-- SUPPLIED DATA start --

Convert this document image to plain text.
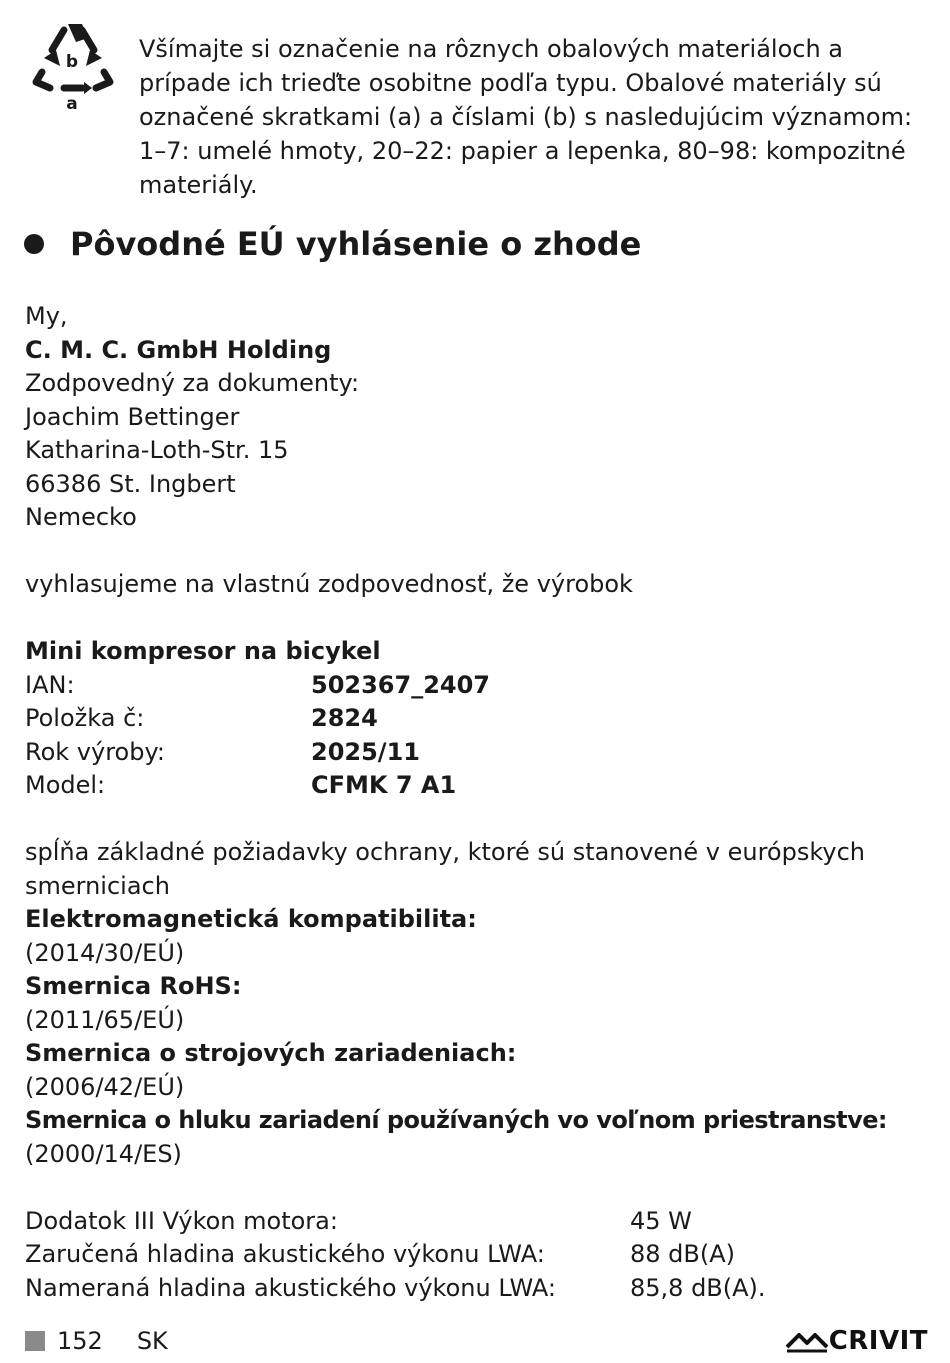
b
a

Všímajte si označenie na rôznych obalových materiáloch a prípade ich trieďte osobitne podľa typu. Obalové materiály sú označené skratkami (a) a číslami (b) s nasledujúcim významom: 1–7: umelé hmoty, 20–22: papier a lepenka, 80–98: kompozitné materiály.

Pôvodné EÚ vyhlásenie o zhode
My,
C. M. C. GmbH Holding
Zodpovedný za dokumenty:
Joachim Bettinger
Katharina-Loth-Str. 15
66386 St. Ingbert
Nemecko
vyhlasujeme na vlastnú zodpovednosť, že výrobok
Mini kompresor na bicykel
IAN:	502367_2407
Položka č:	2824
Rok výroby:	2025/11
Model:	CFMK 7 A1
spĺňa základné požiadavky ochrany, ktoré sú stanovené v európskych
smerniciach
Elektromagnetická kompatibilita:
(2014/30/EÚ)
Smernica RoHS:
(2011/65/EÚ)
Smernica o strojových zariadeniach:
(2006/42/EÚ)
Smernica o hluku zariadení používaných vo voľnom priestranstve:
(2000/14/ES)
Dodatok III Výkon motora:	45 W
Zaručená hladina akustického výkonu LWA:	88 dB(A)
Nameraná hladina akustického výkonu LWA:	85,8 dB(A).
152 SK	CRIVIT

-- SUPPLIED DATA end --

TASK STATEMENT:
Repeat each entry exactly as it appears; skip any picture.

COMPLETE RESPONSE:
Convert this document image to plain text.
b
a

Všímajte si označenie na rôznych obalových materiáloch a prípade ich trieďte osobitne podľa typu. Obalové materiály sú označené skratkami (a) a číslami (b) s nasledujúcim významom: 1–7: umelé hmoty, 20–22: papier a lepenka, 80–98: kompozitné materiály.

Pôvodné EÚ vyhlásenie o zhode
My,
C. M. C. GmbH Holding
Zodpovedný za dokumenty:
Joachim Bettinger
Katharina-Loth-Str. 15
66386 St. Ingbert
Nemecko
vyhlasujeme na vlastnú zodpovednosť, že výrobok
Mini kompresor na bicykel
IAN:	502367_2407
Položka č:	2824
Rok výroby:	2025/11
Model:	CFMK 7 A1
spĺňa základné požiadavky ochrany, ktoré sú stanovené v európskych
smerniciach
Elektromagnetická kompatibilita:
(2014/30/EÚ)
Smernica RoHS:
(2011/65/EÚ)
Smernica o strojových zariadeniach:
(2006/42/EÚ)
Smernica o hluku zariadení používaných vo voľnom priestranstve:
(2000/14/ES)
Dodatok III Výkon motora:	45 W
Zaručená hladina akustického výkonu LWA:	88 dB(A)
Nameraná hladina akustického výkonu LWA:	85,8 dB(A).
152 SK	CRIVIT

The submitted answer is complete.